What is asked: Write out all the entries word for word, but skip any images.

Figure collection entries:

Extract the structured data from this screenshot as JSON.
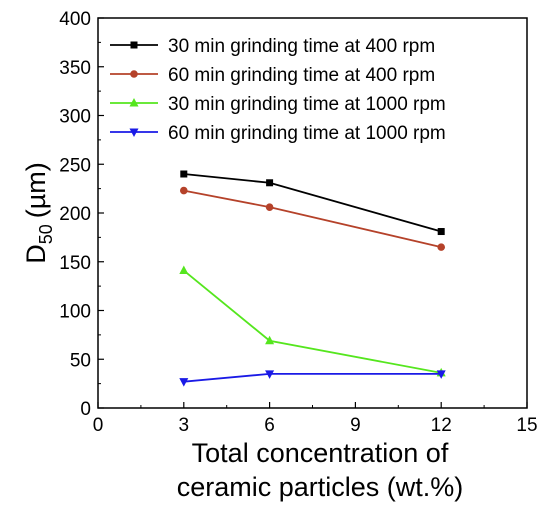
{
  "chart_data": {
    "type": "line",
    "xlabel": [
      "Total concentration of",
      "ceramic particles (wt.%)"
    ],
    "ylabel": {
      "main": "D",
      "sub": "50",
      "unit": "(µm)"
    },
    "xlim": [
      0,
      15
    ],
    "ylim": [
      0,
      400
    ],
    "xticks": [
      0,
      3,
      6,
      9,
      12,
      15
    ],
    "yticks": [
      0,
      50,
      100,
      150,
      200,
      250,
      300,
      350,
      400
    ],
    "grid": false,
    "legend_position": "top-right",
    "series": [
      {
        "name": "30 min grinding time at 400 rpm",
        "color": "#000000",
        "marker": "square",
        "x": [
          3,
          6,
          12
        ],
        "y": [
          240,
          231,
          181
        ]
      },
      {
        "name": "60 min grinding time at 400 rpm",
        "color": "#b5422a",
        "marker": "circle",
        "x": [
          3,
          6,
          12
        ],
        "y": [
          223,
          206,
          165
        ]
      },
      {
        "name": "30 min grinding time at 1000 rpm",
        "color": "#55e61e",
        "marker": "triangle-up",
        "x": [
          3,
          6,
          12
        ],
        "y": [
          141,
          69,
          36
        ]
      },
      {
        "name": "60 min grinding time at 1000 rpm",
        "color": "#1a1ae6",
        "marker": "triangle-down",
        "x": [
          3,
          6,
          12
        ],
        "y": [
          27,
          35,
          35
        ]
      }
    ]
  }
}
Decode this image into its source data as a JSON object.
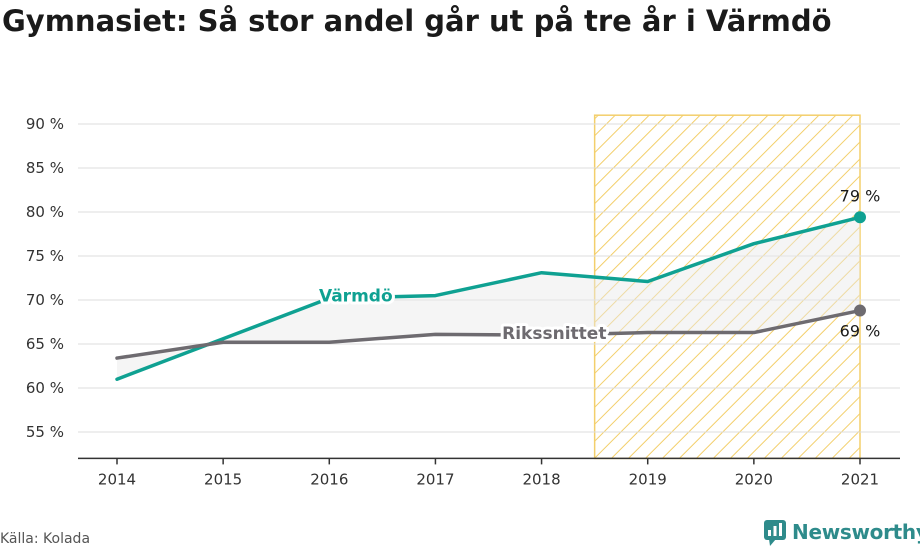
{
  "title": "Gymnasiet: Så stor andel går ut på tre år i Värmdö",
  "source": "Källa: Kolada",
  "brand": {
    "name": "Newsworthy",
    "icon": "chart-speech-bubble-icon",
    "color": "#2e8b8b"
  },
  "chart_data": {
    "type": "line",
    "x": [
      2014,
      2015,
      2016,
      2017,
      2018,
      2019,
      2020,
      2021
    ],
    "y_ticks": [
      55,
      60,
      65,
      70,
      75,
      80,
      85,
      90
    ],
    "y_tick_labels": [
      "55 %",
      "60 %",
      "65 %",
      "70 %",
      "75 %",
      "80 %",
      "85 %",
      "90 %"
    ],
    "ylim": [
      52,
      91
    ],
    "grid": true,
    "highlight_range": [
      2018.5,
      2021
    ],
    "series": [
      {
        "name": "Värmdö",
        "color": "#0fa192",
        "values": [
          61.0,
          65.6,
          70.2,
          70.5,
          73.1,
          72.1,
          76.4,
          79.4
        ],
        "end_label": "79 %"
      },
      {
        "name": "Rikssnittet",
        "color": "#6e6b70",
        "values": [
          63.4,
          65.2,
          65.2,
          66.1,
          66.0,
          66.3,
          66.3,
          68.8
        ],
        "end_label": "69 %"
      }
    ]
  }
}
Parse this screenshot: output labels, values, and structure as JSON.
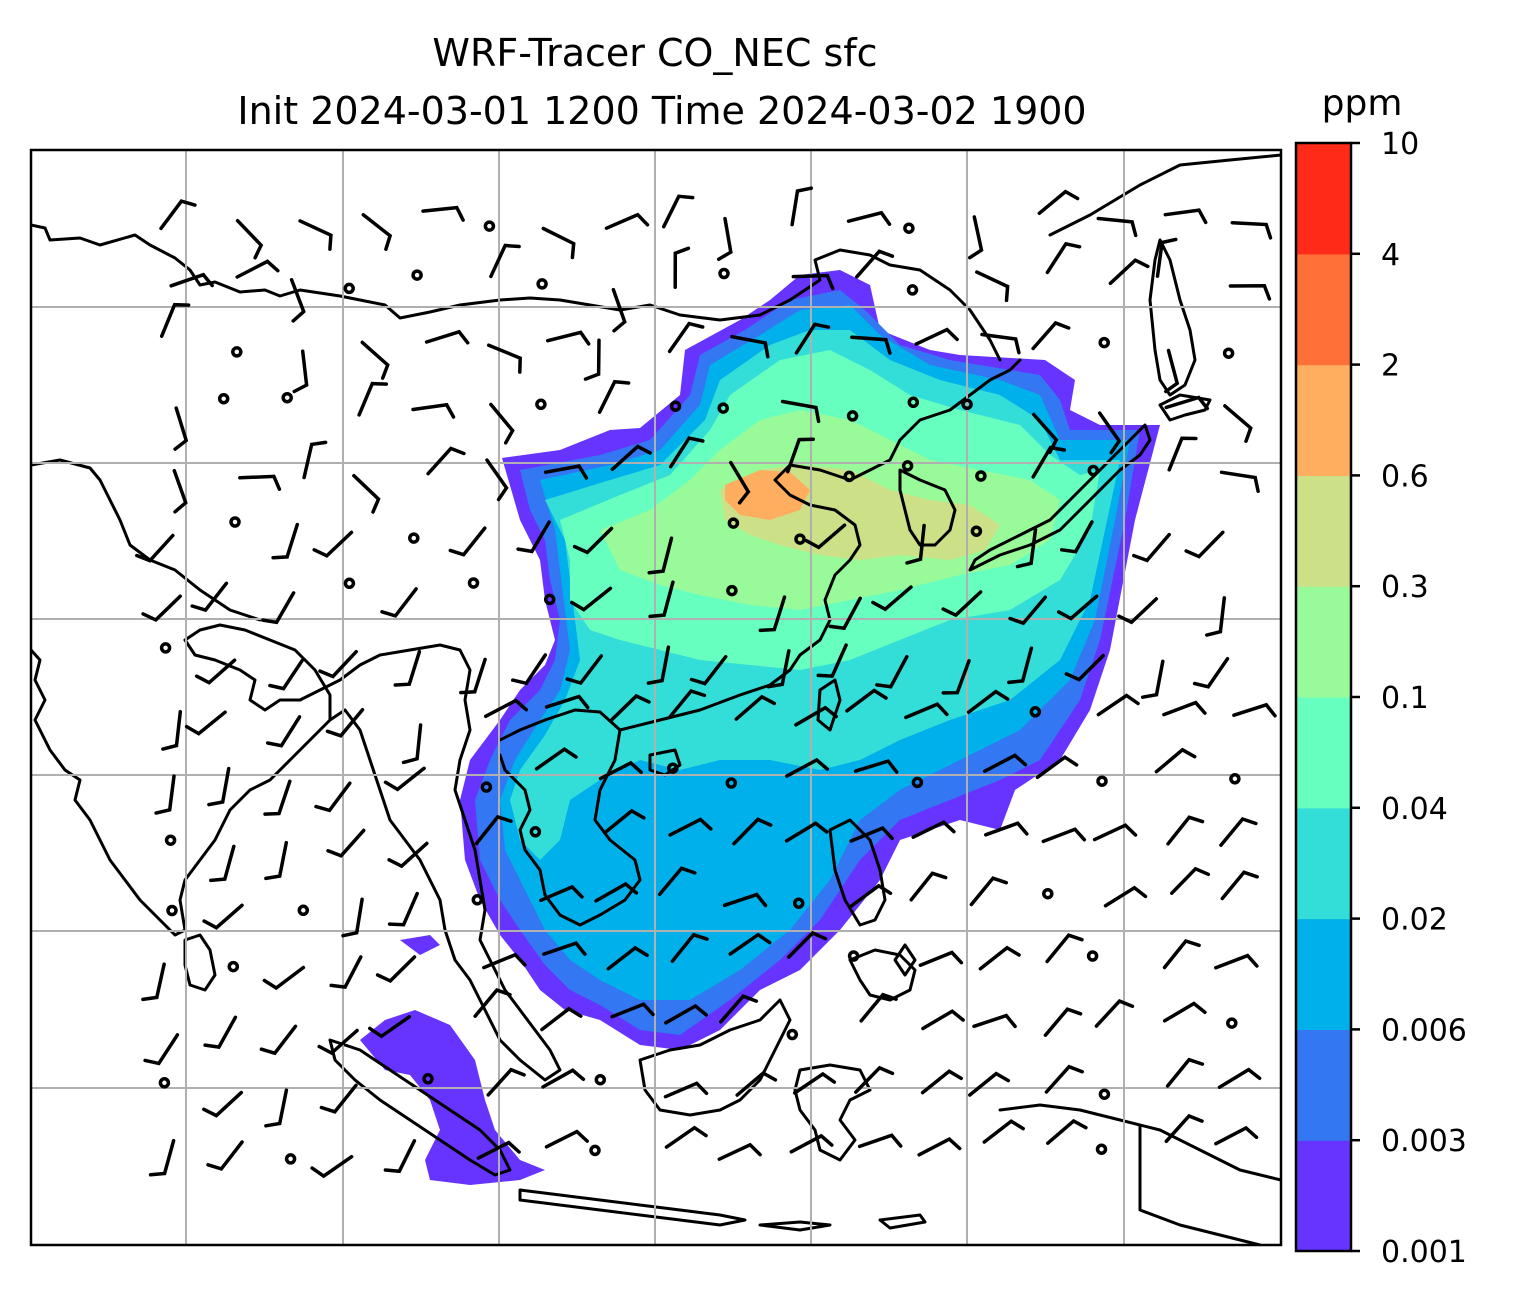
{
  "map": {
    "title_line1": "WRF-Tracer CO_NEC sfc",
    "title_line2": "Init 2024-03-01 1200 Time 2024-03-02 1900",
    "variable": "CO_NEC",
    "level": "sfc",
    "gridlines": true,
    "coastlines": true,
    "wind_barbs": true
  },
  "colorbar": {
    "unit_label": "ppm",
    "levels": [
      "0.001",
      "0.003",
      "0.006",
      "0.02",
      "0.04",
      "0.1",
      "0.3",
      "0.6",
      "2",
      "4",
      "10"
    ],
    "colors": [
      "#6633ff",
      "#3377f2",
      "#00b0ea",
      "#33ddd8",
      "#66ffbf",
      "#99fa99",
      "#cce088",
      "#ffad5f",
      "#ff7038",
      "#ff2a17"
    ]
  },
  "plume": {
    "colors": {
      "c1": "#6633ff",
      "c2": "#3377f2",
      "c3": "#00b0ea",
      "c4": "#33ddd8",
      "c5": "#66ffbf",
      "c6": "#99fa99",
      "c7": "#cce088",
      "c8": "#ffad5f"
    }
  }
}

Solution to the problem:
Extract the structured data from this screenshot as JSON.
{
  "chart_data": {
    "type": "line",
    "xlabel": [
      "Total concentration of",
      "ceramic particles (wt.%)"
    ],
    "ylabel": {
      "main": "D",
      "sub": "50",
      "unit": "(µm)"
    },
    "xlim": [
      0,
      15
    ],
    "ylim": [
      0,
      400
    ],
    "xticks": [
      0,
      3,
      6,
      9,
      12,
      15
    ],
    "yticks": [
      0,
      50,
      100,
      150,
      200,
      250,
      300,
      350,
      400
    ],
    "grid": false,
    "legend_position": "top-right",
    "series": [
      {
        "name": "30 min grinding time at 400 rpm",
        "color": "#000000",
        "marker": "square",
        "x": [
          3,
          6,
          12
        ],
        "y": [
          240,
          231,
          181
        ]
      },
      {
        "name": "60 min grinding time at 400 rpm",
        "color": "#b5422a",
        "marker": "circle",
        "x": [
          3,
          6,
          12
        ],
        "y": [
          223,
          206,
          165
        ]
      },
      {
        "name": "30 min grinding time at 1000 rpm",
        "color": "#55e61e",
        "marker": "triangle-up",
        "x": [
          3,
          6,
          12
        ],
        "y": [
          141,
          69,
          36
        ]
      },
      {
        "name": "60 min grinding time at 1000 rpm",
        "color": "#1a1ae6",
        "marker": "triangle-down",
        "x": [
          3,
          6,
          12
        ],
        "y": [
          27,
          35,
          35
        ]
      }
    ]
  }
}
Decode this image into its source data as a JSON object.
{
  "title": "Gymnasiet: Så stor andel går ut på tre år i Värmdö",
  "source": "Källa: Kolada",
  "brand": {
    "name": "Newsworthy",
    "icon": "chart-speech-bubble-icon",
    "color": "#2e8b8b"
  },
  "chart_data": {
    "type": "line",
    "x": [
      2014,
      2015,
      2016,
      2017,
      2018,
      2019,
      2020,
      2021
    ],
    "y_ticks": [
      55,
      60,
      65,
      70,
      75,
      80,
      85,
      90
    ],
    "y_tick_labels": [
      "55 %",
      "60 %",
      "65 %",
      "70 %",
      "75 %",
      "80 %",
      "85 %",
      "90 %"
    ],
    "ylim": [
      52,
      91
    ],
    "grid": true,
    "highlight_range": [
      2018.5,
      2021
    ],
    "series": [
      {
        "name": "Värmdö",
        "color": "#0fa192",
        "values": [
          61.0,
          65.6,
          70.2,
          70.5,
          73.1,
          72.1,
          76.4,
          79.4
        ],
        "end_label": "79 %"
      },
      {
        "name": "Rikssnittet",
        "color": "#6e6b70",
        "values": [
          63.4,
          65.2,
          65.2,
          66.1,
          66.0,
          66.3,
          66.3,
          68.8
        ],
        "end_label": "69 %"
      }
    ]
  }
}
Parse this screenshot: output labels, values, and structure as JSON.
{
  "map": {
    "title_line1": "WRF-Tracer CO_NEC sfc",
    "title_line2": "Init 2024-03-01 1200 Time 2024-03-02 1900",
    "variable": "CO_NEC",
    "level": "sfc",
    "gridlines": true,
    "coastlines": true,
    "wind_barbs": true
  },
  "colorbar": {
    "unit_label": "ppm",
    "levels": [
      "0.001",
      "0.003",
      "0.006",
      "0.02",
      "0.04",
      "0.1",
      "0.3",
      "0.6",
      "2",
      "4",
      "10"
    ],
    "colors": [
      "#6633ff",
      "#3377f2",
      "#00b0ea",
      "#33ddd8",
      "#66ffbf",
      "#99fa99",
      "#cce088",
      "#ffad5f",
      "#ff7038",
      "#ff2a17"
    ]
  },
  "plume": {
    "colors": {
      "c1": "#6633ff",
      "c2": "#3377f2",
      "c3": "#00b0ea",
      "c4": "#33ddd8",
      "c5": "#66ffbf",
      "c6": "#99fa99",
      "c7": "#cce088",
      "c8": "#ffad5f"
    }
  }
}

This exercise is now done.